--- begin Extracted entries ---
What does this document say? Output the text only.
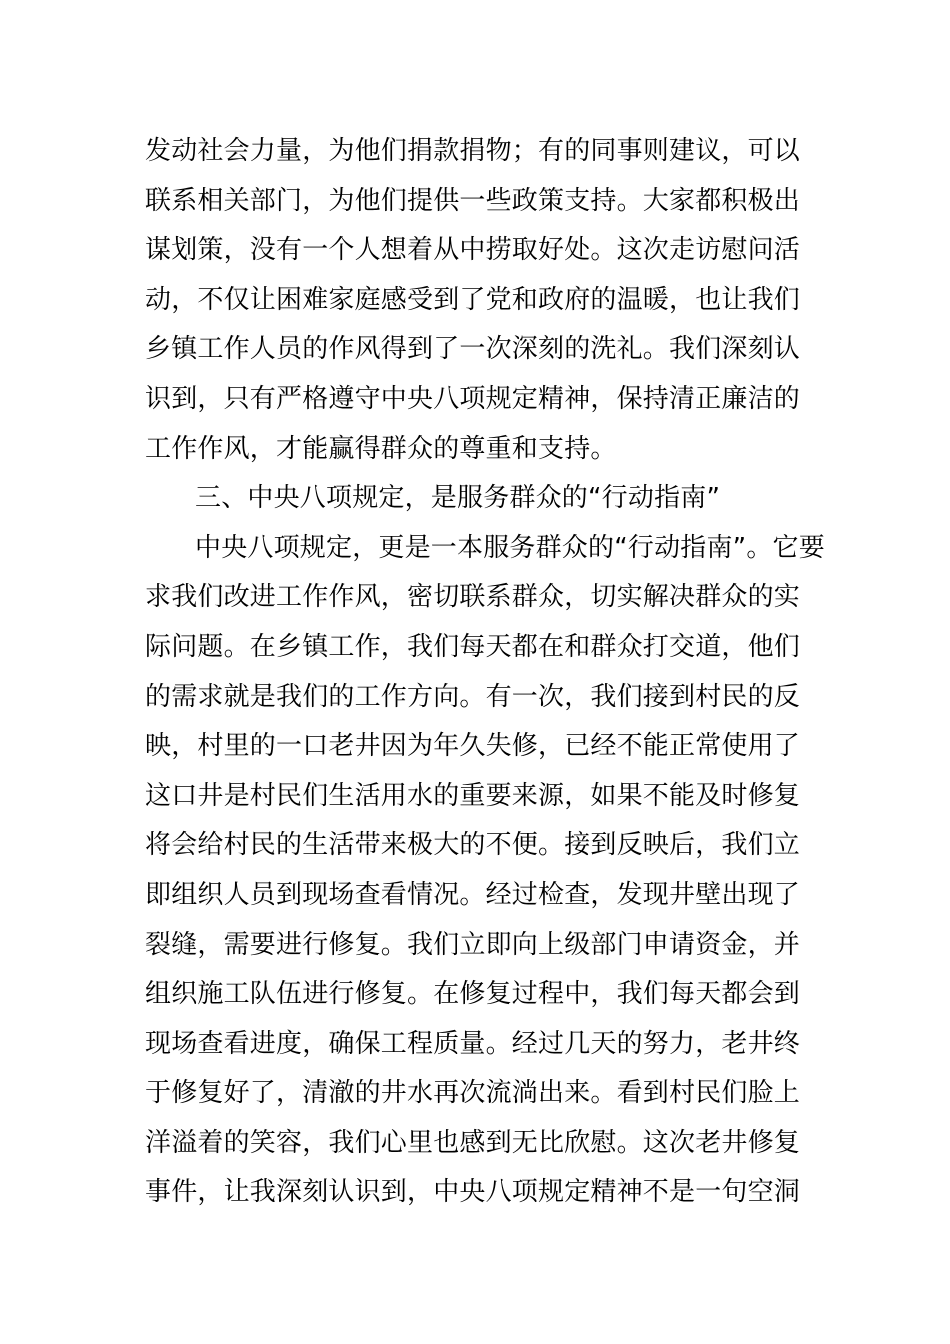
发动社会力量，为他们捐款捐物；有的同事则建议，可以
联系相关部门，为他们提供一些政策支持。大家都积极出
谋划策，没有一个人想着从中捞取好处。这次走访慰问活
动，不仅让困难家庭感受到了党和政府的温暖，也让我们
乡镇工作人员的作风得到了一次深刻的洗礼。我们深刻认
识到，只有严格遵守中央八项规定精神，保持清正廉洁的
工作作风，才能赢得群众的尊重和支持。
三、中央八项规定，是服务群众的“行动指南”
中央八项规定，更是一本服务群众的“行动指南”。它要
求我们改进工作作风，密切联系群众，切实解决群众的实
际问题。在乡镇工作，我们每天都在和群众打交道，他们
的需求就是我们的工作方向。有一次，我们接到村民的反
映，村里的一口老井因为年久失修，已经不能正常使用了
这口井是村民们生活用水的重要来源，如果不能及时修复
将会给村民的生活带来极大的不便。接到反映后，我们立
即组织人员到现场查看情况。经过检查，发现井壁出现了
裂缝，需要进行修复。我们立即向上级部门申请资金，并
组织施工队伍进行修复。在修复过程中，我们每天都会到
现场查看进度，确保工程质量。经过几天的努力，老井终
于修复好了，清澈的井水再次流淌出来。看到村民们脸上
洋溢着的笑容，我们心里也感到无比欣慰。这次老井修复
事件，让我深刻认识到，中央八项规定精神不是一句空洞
--- end Extracted entries ---
--- begin Extracted entries ---
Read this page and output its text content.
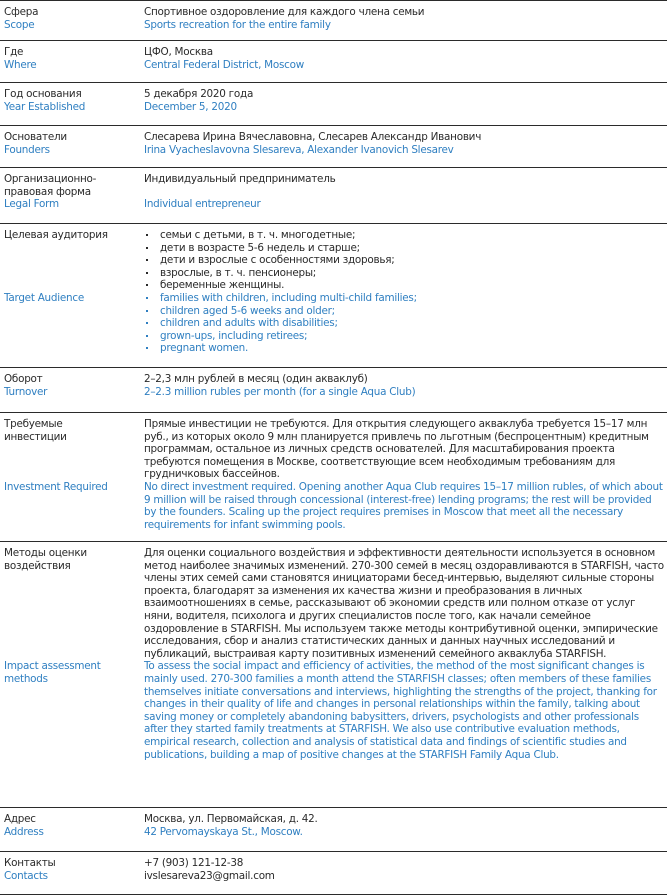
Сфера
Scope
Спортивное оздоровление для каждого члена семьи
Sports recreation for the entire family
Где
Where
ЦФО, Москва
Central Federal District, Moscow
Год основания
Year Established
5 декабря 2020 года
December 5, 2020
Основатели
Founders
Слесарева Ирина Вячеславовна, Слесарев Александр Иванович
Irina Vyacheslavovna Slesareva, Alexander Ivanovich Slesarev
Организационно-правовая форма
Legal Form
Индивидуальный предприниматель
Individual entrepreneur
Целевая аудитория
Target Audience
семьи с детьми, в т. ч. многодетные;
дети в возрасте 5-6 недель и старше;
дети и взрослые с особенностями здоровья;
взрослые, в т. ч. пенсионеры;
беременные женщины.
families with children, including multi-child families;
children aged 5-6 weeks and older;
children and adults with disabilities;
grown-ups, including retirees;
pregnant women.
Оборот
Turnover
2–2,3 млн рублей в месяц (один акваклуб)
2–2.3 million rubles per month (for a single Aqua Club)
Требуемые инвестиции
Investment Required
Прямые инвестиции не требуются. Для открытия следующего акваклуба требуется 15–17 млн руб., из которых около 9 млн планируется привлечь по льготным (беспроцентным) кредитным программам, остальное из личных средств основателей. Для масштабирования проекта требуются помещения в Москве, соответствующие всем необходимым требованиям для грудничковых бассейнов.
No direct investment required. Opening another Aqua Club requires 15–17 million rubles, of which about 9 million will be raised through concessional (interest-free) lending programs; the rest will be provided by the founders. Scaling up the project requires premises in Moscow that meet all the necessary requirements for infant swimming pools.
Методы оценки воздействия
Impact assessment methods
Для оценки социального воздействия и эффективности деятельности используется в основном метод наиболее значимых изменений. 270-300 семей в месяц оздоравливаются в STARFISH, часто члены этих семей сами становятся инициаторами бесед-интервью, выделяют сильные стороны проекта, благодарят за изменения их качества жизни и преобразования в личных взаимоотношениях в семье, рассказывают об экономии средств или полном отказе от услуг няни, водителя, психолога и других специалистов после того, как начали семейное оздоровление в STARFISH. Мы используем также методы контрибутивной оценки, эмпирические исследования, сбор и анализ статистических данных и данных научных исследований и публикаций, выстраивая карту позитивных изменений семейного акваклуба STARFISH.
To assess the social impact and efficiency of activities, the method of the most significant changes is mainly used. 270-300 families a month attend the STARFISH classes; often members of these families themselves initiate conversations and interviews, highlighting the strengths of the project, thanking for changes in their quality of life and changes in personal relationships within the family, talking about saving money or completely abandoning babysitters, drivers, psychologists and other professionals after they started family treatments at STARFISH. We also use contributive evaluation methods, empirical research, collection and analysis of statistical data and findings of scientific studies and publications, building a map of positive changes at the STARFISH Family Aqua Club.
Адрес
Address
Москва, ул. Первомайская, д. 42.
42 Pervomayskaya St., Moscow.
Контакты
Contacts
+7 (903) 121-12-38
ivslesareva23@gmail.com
--- end Extracted entries ---
Do this:
Going through the data, tally the lines containing "including" and report only the result.

In response:
2